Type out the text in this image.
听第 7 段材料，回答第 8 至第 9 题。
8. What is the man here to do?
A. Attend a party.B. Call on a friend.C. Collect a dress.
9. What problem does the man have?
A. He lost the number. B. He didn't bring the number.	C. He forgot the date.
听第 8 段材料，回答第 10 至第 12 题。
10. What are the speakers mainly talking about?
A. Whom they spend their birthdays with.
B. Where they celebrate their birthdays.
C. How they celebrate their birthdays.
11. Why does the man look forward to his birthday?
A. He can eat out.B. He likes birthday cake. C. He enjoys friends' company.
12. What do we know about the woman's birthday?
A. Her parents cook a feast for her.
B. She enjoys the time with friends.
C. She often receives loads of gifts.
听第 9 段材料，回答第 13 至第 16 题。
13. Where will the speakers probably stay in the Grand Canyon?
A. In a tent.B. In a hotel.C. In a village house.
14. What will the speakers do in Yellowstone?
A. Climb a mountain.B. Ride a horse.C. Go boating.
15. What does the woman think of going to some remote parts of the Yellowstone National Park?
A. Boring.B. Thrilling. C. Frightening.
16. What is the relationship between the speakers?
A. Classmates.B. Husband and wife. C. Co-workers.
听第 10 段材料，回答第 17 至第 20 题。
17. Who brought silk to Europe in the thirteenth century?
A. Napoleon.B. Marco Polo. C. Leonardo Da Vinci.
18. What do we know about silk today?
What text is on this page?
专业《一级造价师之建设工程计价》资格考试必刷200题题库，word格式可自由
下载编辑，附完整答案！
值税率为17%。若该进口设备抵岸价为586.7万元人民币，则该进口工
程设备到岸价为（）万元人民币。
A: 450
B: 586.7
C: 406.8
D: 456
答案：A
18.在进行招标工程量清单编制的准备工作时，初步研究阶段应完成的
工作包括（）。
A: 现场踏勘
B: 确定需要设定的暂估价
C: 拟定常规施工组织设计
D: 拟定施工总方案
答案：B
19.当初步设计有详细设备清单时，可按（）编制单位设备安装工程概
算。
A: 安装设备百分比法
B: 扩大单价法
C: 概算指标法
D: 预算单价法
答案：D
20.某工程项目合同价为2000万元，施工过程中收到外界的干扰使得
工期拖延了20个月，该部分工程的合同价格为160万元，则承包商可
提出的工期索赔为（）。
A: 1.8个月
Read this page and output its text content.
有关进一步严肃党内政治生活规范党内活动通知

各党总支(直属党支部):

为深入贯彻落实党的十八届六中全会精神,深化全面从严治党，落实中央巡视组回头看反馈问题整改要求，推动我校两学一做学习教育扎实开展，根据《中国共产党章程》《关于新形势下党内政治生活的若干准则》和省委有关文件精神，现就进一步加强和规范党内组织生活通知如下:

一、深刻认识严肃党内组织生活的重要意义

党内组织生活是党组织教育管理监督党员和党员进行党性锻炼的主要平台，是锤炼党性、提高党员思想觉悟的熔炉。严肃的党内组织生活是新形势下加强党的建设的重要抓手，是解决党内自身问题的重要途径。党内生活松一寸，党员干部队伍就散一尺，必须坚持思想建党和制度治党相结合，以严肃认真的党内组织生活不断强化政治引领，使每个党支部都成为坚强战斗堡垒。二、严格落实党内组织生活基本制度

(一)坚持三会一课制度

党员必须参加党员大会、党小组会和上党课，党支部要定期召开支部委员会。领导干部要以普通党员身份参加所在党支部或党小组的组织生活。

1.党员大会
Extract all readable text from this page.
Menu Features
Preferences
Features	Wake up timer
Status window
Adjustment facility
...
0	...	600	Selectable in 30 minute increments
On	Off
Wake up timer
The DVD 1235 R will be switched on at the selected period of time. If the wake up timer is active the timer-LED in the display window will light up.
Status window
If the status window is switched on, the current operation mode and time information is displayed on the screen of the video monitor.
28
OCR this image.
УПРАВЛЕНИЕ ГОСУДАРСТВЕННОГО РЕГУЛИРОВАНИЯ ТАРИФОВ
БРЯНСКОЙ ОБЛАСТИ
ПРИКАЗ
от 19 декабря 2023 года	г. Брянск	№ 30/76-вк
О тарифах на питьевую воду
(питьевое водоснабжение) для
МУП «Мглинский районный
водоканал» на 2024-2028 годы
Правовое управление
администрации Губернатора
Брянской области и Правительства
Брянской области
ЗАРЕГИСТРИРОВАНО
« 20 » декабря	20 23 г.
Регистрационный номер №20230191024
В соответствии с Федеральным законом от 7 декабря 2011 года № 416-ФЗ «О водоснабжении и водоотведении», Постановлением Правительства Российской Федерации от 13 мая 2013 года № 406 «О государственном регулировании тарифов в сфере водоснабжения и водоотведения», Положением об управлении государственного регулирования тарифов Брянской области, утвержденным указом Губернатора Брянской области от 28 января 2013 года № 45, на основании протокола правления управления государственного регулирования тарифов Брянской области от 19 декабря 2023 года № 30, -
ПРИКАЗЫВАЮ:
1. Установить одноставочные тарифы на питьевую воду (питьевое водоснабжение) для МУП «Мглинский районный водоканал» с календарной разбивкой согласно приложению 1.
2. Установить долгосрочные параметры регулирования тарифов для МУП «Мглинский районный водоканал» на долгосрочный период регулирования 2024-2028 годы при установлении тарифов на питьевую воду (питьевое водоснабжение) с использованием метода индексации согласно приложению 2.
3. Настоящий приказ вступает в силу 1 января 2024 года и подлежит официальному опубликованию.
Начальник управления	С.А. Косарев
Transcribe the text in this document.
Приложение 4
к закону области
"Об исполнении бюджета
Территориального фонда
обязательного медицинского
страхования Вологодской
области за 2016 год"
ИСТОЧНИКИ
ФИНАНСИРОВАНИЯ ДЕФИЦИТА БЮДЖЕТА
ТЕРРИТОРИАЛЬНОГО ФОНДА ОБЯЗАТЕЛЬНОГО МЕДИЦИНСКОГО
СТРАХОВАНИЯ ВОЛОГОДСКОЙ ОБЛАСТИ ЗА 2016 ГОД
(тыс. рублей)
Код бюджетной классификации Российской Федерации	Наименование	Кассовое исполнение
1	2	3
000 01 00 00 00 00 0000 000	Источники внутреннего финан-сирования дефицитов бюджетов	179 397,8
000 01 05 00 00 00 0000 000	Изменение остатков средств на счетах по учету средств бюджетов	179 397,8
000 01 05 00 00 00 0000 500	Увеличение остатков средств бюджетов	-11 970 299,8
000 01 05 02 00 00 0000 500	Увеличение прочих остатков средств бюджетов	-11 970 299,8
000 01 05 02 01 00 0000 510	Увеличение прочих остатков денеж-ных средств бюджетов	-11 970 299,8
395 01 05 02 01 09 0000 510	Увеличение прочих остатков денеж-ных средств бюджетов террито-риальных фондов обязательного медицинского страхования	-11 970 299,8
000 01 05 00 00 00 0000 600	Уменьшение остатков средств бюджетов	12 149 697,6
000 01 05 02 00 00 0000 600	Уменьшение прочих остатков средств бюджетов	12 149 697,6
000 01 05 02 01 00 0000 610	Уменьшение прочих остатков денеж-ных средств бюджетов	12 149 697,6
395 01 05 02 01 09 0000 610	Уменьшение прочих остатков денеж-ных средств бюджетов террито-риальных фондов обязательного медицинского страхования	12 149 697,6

▸ **What the exercise asks**:
The lines to collect are those holding the string "switched"; copy them all.

▸ **Exercise result**:
The DVD 1235 R will be switched on at the selected period of time. If the wake up timer is active the timer-LED in the display window will light up.
If the status window is switched on, the current operation mode and time information is displayed on the screen of the video monitor.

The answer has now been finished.